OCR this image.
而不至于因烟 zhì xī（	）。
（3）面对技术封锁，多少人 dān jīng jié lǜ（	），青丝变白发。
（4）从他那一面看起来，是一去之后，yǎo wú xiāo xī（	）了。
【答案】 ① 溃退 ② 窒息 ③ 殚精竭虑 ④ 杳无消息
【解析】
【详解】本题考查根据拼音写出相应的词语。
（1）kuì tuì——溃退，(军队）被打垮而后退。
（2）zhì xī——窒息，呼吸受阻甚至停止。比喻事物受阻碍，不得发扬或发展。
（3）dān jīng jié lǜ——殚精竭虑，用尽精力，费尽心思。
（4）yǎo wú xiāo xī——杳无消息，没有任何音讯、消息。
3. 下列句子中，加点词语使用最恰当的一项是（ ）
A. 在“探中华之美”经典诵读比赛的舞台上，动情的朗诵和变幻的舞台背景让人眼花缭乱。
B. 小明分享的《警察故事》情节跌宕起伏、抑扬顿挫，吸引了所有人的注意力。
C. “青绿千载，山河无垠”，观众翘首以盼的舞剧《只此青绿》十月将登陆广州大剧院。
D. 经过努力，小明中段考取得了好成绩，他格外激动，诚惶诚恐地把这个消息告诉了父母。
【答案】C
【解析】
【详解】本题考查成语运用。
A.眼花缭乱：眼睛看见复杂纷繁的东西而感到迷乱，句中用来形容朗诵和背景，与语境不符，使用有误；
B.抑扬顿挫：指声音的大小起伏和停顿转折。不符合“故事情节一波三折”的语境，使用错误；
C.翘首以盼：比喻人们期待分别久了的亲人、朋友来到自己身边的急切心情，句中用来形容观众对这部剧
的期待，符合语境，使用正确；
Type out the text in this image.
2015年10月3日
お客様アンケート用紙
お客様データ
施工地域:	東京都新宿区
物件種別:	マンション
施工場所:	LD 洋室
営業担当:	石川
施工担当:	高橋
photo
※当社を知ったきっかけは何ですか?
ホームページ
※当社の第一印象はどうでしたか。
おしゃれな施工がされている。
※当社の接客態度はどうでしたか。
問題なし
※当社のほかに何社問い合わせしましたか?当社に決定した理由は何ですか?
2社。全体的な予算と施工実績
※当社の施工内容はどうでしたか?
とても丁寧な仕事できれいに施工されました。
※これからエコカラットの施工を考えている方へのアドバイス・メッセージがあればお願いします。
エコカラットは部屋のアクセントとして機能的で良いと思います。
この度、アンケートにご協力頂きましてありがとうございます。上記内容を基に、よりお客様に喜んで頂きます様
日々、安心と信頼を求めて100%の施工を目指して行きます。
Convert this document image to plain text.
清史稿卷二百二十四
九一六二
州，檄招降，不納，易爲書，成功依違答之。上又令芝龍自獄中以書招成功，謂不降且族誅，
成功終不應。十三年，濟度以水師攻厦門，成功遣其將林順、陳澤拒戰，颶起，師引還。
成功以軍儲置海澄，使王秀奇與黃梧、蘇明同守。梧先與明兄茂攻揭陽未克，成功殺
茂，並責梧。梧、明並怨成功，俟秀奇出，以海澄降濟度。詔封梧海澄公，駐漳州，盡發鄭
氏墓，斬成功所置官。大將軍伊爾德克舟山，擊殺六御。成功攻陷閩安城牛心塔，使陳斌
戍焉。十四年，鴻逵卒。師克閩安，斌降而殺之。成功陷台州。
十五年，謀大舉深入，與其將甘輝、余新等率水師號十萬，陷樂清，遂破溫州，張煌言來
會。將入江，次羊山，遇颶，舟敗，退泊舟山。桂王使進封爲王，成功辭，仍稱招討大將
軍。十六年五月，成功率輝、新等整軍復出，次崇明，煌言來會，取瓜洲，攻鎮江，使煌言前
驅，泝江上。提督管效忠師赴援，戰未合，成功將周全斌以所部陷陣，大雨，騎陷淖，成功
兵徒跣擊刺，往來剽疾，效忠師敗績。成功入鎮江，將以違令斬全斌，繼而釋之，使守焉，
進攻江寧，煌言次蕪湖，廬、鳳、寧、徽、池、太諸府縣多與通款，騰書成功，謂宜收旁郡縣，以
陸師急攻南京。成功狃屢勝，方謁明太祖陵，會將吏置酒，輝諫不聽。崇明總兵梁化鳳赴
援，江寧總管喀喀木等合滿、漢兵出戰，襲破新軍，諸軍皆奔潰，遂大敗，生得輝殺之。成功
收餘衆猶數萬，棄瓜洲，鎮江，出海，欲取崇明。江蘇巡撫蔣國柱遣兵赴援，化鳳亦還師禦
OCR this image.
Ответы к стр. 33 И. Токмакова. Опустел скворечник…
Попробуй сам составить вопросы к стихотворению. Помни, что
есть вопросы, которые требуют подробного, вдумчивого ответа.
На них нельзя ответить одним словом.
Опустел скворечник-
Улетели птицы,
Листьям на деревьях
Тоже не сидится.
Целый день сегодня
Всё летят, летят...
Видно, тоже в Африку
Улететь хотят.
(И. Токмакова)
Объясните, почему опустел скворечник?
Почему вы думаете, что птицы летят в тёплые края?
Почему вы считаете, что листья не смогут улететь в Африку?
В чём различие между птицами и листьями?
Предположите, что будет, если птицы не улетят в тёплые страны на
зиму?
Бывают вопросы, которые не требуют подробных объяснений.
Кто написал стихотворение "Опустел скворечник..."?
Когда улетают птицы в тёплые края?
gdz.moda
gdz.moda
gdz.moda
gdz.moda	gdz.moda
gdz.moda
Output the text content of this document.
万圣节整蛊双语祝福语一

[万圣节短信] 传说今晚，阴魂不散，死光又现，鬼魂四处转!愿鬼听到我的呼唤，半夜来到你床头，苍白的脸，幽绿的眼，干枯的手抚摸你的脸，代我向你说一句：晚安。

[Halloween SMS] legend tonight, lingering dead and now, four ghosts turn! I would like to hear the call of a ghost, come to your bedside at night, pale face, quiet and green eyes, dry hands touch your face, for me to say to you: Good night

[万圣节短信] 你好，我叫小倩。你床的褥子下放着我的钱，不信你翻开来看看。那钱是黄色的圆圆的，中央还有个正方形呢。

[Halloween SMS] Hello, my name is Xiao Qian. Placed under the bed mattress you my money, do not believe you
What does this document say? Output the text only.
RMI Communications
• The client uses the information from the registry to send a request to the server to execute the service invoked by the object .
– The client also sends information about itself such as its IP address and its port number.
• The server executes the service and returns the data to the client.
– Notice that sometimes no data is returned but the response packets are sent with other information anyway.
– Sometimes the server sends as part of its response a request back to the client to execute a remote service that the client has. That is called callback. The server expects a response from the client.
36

Instructions for the task.
Go through the records and copy each line with "service" in it.

Finished exercise.
• The client uses the information from the registry to send a request to the server to execute the service invoked by the object .
• The server executes the service and returns the data to the client.
– Sometimes the server sends as part of its response a request back to the client to execute a remote service that the client has. That is called callback. The server expects a response from the client.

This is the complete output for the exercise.